WHAT NEEDS TO BE DONE. Take down each entry exactly as written.

GIVEN INFORMATION.
***
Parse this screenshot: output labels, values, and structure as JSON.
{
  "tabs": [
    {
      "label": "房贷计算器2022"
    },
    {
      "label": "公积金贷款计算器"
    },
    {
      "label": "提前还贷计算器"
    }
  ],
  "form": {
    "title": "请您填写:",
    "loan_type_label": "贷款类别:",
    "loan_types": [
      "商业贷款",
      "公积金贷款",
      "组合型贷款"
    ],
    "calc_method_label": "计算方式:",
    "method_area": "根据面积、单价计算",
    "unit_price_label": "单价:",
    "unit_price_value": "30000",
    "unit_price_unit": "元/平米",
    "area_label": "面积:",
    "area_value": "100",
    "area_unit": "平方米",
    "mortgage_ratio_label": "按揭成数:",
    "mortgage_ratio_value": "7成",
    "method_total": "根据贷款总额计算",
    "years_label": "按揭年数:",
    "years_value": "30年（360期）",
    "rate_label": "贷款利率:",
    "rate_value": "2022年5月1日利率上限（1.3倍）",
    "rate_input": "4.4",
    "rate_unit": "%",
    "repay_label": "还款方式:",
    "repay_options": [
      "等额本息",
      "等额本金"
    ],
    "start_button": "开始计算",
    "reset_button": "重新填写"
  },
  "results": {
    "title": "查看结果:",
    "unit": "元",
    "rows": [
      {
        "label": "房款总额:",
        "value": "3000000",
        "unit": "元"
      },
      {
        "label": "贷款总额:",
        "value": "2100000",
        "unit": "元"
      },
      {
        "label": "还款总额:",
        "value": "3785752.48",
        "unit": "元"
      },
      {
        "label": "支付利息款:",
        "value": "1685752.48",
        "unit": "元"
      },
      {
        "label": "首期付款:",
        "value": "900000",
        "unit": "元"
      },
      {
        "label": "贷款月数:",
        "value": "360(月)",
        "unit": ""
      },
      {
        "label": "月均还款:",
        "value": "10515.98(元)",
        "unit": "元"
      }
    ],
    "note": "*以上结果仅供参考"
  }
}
***
WRITTEN SOLUTION.
Parse this screenshot: output labels, values, and structure as JSON.
{
  "tabs": [
    {
      "label": "房贷计算器2022"
    },
    {
      "label": "公积金贷款计算器"
    },
    {
      "label": "提前还贷计算器"
    }
  ],
  "form": {
    "title": "请您填写:",
    "loan_type_label": "贷款类别:",
    "loan_types": [
      "商业贷款",
      "公积金贷款",
      "组合型贷款"
    ],
    "calc_method_label": "计算方式:",
    "method_area": "根据面积、单价计算",
    "unit_price_label": "单价:",
    "unit_price_value": "30000",
    "unit_price_unit": "元/平米",
    "area_label": "面积:",
    "area_value": "100",
    "area_unit": "平方米",
    "mortgage_ratio_label": "按揭成数:",
    "mortgage_ratio_value": "7成",
    "method_total": "根据贷款总额计算",
    "years_label": "按揭年数:",
    "years_value": "30年（360期）",
    "rate_label": "贷款利率:",
    "rate_value": "2022年5月1日利率上限（1.3倍）",
    "rate_input": "4.4",
    "rate_unit": "%",
    "repay_label": "还款方式:",
    "repay_options": [
      "等额本息",
      "等额本金"
    ],
    "start_button": "开始计算",
    "reset_button": "重新填写"
  },
  "results": {
    "title": "查看结果:",
    "unit": "元",
    "rows": [
      {
        "label": "房款总额:",
        "value": "3000000",
        "unit": "元"
      },
      {
        "label": "贷款总额:",
        "value": "2100000",
        "unit": "元"
      },
      {
        "label": "还款总额:",
        "value": "3785752.48",
        "unit": "元"
      },
      {
        "label": "支付利息款:",
        "value": "1685752.48",
        "unit": "元"
      },
      {
        "label": "首期付款:",
        "value": "900000",
        "unit": "元"
      },
      {
        "label": "贷款月数:",
        "value": "360(月)",
        "unit": ""
      },
      {
        "label": "月均还款:",
        "value": "10515.98(元)",
        "unit": "元"
      }
    ],
    "note": "*以上结果仅供参考"
  }
}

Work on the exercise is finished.